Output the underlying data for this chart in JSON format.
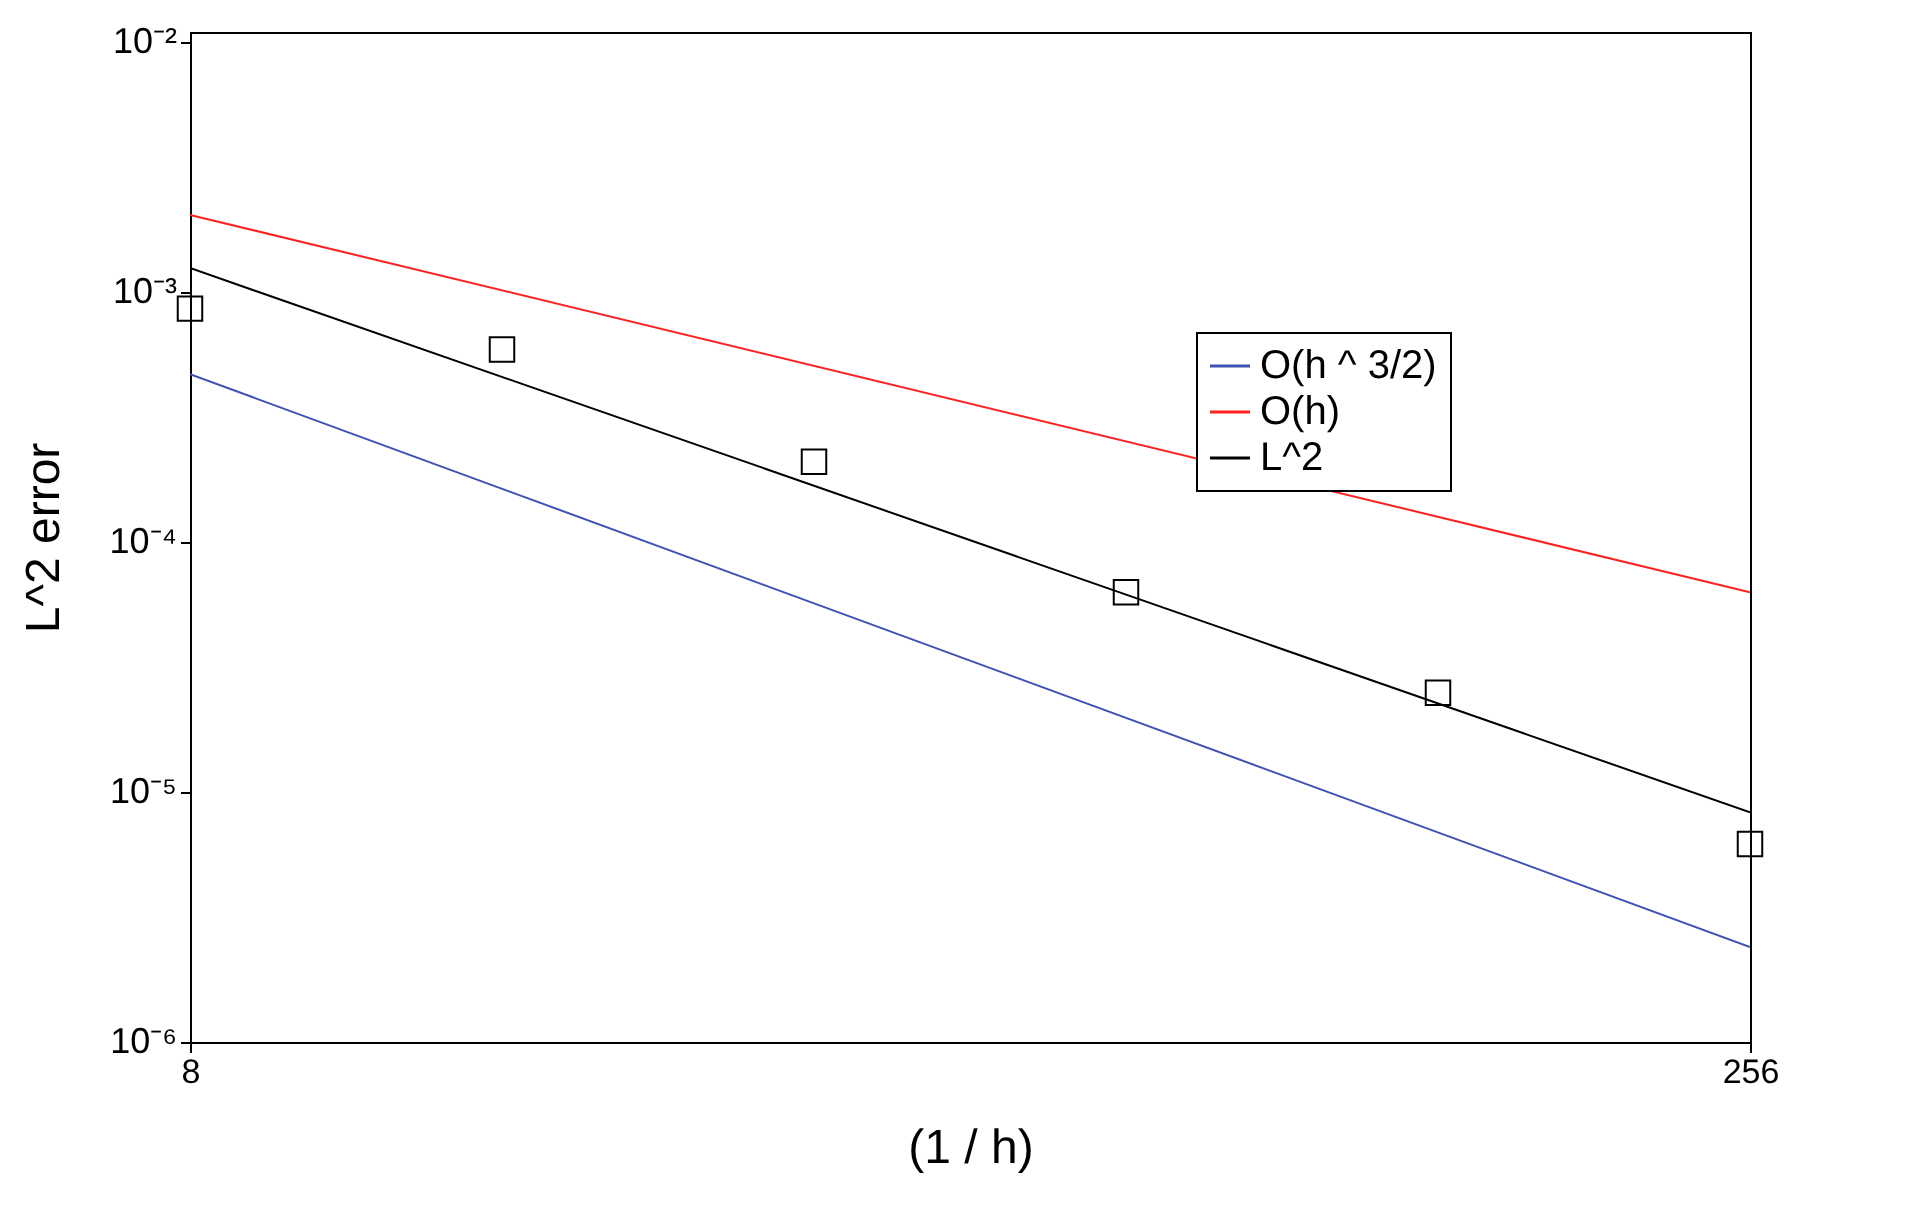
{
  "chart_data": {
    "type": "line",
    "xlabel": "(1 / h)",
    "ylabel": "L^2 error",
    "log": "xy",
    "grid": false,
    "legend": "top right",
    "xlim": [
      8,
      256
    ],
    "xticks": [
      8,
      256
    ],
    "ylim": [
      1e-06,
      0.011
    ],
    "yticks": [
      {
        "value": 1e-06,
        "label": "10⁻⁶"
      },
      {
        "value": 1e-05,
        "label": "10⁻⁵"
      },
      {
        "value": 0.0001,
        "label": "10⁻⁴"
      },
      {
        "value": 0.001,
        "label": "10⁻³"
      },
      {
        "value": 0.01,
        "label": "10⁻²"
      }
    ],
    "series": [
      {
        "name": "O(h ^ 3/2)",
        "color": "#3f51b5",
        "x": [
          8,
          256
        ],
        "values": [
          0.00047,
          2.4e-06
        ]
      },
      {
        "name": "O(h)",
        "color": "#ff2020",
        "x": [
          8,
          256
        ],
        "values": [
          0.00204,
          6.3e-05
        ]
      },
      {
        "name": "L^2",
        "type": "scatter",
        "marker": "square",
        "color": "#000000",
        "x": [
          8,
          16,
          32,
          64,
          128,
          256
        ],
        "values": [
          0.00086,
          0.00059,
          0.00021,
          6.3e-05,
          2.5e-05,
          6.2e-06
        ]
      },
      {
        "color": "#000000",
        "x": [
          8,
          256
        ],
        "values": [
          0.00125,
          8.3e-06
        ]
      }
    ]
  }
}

******************************

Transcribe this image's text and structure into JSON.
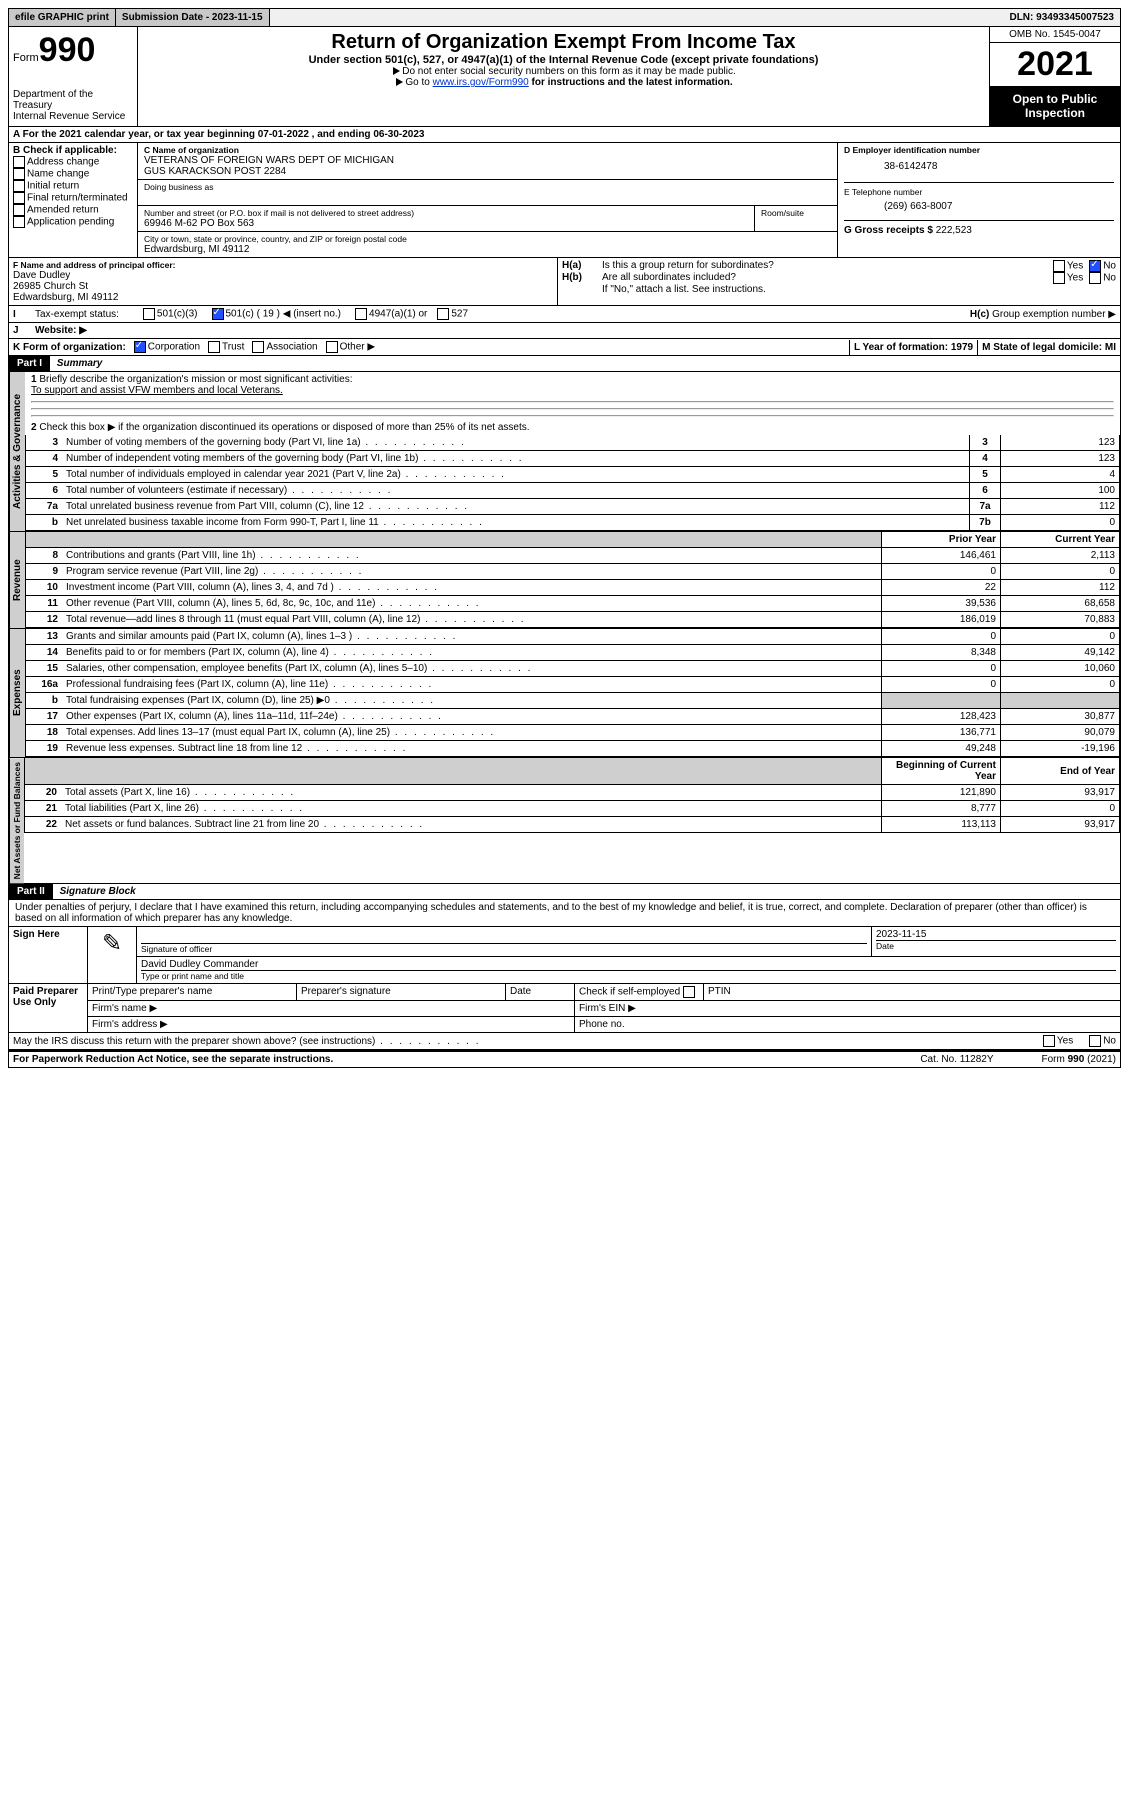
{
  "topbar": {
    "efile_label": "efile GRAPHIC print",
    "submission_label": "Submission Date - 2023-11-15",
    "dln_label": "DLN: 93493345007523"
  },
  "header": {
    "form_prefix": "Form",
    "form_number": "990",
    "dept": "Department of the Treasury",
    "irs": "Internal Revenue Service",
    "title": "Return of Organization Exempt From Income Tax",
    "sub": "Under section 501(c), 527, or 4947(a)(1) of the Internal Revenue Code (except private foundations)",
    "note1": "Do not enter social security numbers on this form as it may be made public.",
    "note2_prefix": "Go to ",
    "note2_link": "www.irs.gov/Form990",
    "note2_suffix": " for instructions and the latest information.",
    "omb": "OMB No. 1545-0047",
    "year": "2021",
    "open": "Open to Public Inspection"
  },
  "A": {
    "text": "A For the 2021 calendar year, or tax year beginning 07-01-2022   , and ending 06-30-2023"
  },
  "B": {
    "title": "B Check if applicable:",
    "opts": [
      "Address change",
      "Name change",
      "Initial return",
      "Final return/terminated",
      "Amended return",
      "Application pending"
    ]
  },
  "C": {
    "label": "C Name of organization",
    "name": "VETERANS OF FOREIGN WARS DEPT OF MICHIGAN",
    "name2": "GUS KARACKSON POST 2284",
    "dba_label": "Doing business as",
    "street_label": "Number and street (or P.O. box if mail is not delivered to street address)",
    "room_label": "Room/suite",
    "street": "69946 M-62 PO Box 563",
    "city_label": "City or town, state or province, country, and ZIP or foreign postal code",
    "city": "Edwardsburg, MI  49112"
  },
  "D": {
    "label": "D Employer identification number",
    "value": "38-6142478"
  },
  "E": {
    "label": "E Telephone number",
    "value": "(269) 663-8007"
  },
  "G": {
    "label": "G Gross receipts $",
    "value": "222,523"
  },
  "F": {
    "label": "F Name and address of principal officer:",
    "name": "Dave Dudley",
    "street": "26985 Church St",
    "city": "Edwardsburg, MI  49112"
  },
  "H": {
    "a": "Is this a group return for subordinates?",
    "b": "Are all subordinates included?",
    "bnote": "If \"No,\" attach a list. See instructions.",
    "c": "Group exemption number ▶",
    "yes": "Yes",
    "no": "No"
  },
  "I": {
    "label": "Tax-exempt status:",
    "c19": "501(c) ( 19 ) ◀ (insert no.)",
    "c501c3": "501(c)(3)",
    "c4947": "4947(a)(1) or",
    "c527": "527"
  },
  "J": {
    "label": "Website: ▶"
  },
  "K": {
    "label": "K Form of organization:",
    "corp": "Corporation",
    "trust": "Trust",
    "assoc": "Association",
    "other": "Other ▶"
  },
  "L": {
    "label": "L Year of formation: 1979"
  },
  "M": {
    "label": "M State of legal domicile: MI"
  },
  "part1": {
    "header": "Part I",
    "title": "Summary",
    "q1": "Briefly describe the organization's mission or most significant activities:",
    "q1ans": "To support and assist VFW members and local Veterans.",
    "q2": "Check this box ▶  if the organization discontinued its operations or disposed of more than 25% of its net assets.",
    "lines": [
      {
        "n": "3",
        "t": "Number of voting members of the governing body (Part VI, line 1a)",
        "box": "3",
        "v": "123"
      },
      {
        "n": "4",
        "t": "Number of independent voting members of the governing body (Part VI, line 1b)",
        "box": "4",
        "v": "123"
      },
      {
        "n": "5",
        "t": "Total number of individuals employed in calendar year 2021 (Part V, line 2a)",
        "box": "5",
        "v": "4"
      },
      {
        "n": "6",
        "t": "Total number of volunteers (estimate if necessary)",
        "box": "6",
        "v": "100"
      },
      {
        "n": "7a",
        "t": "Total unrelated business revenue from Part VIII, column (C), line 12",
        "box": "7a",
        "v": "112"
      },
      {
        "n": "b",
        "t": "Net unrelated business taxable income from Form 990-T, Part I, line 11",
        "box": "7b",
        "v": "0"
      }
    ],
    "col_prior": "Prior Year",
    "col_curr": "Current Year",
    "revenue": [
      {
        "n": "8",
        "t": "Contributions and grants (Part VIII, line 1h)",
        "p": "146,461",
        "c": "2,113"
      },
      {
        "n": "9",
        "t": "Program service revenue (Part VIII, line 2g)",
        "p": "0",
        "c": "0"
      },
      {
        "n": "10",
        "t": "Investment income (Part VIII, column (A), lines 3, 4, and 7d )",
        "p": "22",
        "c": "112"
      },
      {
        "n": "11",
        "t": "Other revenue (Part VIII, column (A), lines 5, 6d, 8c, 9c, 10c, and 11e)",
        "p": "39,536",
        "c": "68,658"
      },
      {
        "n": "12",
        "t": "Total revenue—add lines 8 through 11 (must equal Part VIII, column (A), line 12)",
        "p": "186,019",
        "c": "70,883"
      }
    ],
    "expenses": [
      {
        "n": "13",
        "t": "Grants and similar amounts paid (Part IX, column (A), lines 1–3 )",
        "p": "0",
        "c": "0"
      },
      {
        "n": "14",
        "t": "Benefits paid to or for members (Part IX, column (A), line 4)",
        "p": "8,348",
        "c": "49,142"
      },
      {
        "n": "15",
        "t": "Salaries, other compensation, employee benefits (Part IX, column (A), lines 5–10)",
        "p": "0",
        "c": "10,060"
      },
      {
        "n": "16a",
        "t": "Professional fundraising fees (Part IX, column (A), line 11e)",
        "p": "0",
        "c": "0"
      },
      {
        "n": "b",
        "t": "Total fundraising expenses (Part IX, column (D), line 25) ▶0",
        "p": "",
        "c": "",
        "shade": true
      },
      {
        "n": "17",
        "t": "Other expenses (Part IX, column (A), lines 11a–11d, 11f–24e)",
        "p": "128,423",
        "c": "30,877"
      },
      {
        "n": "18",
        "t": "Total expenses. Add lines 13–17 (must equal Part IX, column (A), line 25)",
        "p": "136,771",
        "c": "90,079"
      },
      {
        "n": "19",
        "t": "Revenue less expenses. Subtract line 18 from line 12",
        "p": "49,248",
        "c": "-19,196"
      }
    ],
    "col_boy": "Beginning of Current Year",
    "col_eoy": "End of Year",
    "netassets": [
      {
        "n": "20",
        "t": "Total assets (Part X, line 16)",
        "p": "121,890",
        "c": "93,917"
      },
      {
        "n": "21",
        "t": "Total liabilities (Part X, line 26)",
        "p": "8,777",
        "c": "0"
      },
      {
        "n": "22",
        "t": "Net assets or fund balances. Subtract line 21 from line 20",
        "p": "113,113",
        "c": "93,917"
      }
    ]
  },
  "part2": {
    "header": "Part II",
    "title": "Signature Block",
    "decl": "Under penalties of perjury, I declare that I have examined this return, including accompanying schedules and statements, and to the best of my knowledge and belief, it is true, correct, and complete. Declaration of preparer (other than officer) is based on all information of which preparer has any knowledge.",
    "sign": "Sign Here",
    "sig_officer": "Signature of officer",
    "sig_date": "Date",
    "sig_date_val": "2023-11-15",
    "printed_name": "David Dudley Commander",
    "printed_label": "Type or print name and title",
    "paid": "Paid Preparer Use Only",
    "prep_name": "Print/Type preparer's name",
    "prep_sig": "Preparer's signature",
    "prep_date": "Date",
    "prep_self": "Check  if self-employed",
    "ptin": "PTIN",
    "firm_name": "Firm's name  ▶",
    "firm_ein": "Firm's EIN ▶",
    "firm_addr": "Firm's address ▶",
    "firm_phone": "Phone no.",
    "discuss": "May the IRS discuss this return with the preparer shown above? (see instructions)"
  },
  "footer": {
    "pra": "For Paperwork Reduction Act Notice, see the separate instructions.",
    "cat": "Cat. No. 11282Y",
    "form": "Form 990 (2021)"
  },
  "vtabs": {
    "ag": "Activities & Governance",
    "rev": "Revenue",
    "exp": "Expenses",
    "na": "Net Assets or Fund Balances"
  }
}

******************************

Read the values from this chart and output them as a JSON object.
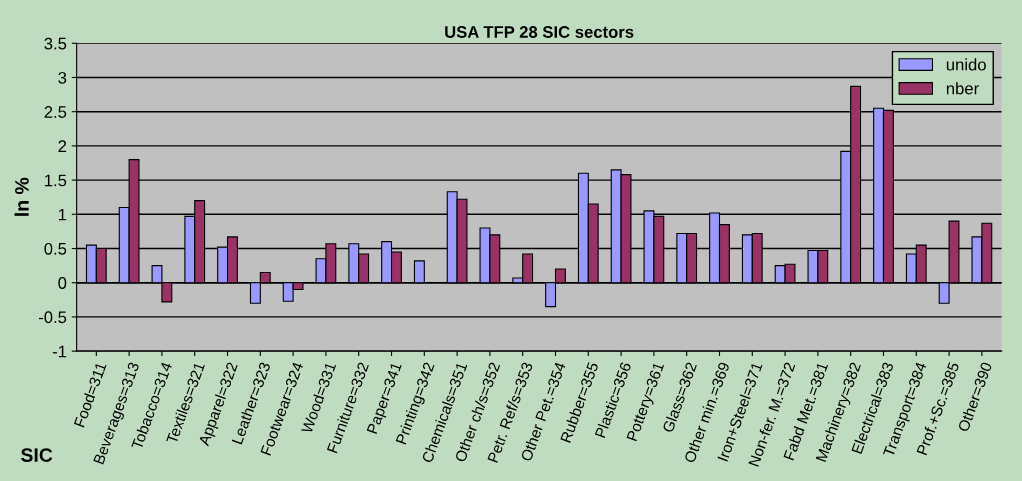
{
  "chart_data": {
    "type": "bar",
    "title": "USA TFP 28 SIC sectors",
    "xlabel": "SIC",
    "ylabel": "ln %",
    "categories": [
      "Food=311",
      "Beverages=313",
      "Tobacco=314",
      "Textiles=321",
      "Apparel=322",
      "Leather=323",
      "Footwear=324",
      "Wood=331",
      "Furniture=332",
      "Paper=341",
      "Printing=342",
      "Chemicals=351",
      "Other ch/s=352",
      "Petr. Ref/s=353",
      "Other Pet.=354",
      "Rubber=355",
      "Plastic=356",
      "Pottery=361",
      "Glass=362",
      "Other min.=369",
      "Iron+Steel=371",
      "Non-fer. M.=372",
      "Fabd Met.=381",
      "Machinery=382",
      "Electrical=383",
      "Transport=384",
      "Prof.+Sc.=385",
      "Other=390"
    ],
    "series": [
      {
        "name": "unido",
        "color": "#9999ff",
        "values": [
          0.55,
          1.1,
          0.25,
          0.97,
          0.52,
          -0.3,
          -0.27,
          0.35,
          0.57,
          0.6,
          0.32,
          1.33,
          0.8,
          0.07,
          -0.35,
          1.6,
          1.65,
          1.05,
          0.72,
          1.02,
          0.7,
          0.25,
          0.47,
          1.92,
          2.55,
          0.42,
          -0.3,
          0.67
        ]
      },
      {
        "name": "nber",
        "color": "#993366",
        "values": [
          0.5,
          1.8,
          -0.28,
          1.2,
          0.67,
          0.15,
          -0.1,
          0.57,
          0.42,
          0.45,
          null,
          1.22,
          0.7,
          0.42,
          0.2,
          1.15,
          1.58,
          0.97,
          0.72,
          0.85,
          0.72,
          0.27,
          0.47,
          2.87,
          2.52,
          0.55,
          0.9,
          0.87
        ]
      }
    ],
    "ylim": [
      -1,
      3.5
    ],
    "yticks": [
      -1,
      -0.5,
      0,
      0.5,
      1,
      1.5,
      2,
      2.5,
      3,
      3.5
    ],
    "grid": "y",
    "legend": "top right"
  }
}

******************************

STATED TASK -> Count each line above in which the string "voting" appears, then state only the total.

OUTPUT BELOW -> 2